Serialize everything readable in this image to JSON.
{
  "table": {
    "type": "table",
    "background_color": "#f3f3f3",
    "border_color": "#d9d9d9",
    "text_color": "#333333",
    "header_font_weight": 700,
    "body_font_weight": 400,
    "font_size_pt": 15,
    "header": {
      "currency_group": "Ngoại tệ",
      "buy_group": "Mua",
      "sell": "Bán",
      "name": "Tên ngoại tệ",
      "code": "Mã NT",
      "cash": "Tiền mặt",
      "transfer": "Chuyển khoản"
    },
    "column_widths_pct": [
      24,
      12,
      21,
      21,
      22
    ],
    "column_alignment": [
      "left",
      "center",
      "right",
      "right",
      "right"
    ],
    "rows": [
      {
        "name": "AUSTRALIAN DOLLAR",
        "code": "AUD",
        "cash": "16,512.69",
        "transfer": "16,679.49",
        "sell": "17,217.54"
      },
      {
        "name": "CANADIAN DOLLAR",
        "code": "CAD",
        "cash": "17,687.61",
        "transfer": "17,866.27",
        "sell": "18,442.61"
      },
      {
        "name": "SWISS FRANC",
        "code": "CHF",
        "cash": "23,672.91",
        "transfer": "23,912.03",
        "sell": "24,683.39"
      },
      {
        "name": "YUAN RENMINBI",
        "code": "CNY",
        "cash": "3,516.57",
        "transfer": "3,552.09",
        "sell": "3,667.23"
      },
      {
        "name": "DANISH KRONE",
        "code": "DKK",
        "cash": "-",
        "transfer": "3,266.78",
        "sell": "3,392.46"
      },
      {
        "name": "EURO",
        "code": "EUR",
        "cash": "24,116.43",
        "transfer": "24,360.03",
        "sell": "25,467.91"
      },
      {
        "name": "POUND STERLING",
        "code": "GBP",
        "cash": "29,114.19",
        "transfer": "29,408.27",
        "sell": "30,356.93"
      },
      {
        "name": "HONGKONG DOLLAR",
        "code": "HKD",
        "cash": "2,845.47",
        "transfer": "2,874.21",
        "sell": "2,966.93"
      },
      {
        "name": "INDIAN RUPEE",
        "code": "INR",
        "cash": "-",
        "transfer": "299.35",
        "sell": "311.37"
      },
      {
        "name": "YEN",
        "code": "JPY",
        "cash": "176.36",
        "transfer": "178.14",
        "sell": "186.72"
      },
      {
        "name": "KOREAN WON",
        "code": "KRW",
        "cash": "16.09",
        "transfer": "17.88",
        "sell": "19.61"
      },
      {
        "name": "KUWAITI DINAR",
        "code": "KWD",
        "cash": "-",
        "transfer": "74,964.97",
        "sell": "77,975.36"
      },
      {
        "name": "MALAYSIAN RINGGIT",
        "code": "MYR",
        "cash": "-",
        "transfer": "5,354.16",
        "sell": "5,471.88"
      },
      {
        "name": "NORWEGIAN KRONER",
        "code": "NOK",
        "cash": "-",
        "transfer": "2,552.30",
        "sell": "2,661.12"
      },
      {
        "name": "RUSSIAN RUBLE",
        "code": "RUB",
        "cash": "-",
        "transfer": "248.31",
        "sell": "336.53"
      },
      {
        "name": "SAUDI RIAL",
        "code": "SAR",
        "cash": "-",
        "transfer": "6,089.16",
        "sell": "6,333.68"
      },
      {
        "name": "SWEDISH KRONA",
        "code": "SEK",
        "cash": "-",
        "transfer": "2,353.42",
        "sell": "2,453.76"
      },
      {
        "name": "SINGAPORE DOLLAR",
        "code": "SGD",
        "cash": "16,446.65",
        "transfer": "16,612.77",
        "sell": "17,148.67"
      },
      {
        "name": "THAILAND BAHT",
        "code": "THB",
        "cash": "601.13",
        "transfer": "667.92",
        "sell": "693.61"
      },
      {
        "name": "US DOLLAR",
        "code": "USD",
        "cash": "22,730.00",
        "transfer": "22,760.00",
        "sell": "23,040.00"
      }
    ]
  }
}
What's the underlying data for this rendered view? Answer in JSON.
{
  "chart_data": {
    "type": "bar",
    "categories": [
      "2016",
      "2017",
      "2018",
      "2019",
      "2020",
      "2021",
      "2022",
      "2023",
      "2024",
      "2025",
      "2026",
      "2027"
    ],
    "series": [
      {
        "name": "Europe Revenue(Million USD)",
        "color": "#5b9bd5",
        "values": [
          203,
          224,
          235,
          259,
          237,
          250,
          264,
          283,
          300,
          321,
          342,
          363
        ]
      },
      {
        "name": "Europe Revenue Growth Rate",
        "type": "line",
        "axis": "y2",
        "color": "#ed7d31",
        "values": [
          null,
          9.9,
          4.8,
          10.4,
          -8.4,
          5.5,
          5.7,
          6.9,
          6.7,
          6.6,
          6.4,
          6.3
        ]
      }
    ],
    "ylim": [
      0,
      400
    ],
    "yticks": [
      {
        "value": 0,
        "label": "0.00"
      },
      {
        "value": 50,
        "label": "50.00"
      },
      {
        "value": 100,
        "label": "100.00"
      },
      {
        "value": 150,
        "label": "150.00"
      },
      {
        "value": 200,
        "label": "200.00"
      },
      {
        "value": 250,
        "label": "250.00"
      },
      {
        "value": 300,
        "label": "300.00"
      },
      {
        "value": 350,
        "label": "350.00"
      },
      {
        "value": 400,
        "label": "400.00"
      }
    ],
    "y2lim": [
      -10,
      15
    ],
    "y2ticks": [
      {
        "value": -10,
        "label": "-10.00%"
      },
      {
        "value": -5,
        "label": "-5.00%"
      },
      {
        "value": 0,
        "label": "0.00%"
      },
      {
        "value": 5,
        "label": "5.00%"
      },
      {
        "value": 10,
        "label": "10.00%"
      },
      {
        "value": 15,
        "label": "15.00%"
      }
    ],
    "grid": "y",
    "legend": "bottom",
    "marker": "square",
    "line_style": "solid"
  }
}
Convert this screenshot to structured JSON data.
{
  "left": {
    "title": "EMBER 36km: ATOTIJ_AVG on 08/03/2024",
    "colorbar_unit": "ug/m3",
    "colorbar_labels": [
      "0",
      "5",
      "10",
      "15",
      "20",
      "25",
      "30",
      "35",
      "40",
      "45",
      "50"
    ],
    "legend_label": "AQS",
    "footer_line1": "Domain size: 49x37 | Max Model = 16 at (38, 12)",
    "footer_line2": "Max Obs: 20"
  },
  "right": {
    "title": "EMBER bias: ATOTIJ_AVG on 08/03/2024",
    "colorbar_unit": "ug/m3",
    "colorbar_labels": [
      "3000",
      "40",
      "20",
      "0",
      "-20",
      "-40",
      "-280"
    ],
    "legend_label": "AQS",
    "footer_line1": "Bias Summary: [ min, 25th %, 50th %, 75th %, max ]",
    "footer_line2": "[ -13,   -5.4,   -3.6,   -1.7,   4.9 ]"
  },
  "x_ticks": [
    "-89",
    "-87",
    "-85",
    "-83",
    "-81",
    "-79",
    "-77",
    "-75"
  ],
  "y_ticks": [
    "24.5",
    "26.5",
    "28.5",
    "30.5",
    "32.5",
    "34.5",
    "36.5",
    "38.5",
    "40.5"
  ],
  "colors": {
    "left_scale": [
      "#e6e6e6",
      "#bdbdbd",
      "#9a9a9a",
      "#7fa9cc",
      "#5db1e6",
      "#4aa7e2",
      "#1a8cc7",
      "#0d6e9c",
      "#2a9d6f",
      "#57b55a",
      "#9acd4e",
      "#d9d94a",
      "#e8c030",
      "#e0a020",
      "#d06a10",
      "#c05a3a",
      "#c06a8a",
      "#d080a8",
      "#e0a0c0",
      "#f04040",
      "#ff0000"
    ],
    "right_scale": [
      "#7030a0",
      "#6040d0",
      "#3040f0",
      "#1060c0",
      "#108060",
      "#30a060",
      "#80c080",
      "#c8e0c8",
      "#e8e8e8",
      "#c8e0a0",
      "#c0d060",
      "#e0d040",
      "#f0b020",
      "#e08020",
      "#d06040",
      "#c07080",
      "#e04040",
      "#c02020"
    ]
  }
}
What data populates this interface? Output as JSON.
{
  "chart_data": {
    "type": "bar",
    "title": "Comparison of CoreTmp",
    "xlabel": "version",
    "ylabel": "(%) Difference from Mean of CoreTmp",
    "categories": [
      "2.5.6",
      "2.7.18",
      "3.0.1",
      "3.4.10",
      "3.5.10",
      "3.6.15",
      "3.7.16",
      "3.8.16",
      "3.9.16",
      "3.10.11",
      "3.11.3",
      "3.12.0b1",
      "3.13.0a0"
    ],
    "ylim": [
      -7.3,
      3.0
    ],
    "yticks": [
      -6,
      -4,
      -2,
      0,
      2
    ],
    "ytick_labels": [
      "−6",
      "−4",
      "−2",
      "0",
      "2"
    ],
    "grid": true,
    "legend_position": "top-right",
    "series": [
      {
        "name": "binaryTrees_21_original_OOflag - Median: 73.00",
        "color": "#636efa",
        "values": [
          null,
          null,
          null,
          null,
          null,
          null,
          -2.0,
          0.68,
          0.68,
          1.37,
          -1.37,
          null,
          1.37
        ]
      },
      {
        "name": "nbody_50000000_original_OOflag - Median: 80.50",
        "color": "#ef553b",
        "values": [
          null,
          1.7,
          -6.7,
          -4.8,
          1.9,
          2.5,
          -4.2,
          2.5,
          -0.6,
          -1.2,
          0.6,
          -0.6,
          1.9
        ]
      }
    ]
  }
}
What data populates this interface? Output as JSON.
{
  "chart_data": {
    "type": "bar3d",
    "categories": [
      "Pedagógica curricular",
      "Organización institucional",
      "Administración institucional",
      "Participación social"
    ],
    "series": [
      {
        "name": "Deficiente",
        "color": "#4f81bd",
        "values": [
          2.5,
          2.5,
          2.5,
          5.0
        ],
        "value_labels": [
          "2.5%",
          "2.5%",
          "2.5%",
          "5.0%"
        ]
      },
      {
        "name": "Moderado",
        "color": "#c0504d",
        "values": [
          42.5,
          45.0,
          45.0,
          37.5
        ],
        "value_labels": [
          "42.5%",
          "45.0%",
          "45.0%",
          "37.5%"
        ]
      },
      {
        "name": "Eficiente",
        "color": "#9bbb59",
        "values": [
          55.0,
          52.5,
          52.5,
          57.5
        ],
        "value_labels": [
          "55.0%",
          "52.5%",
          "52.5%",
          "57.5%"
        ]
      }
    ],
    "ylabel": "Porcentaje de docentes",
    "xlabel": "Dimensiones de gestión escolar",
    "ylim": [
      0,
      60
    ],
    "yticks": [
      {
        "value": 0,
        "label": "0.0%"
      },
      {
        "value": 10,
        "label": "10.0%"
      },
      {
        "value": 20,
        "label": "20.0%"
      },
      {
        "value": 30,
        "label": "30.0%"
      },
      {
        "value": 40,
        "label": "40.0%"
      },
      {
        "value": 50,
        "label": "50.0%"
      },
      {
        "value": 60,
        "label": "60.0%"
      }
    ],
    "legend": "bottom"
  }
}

^^^^^^^^^^^^^^^^

Problem to work on:
Select and copy every line of the material that holds the string "this".

Task output:
Serialize everything readable in this image to JSON.
What's the underlying data for this rendered view? Answer in JSON.
Convert this screenshot to structured JSON data.
What data populates this interface? Output as JSON.
What data populates this interface? Output as JSON.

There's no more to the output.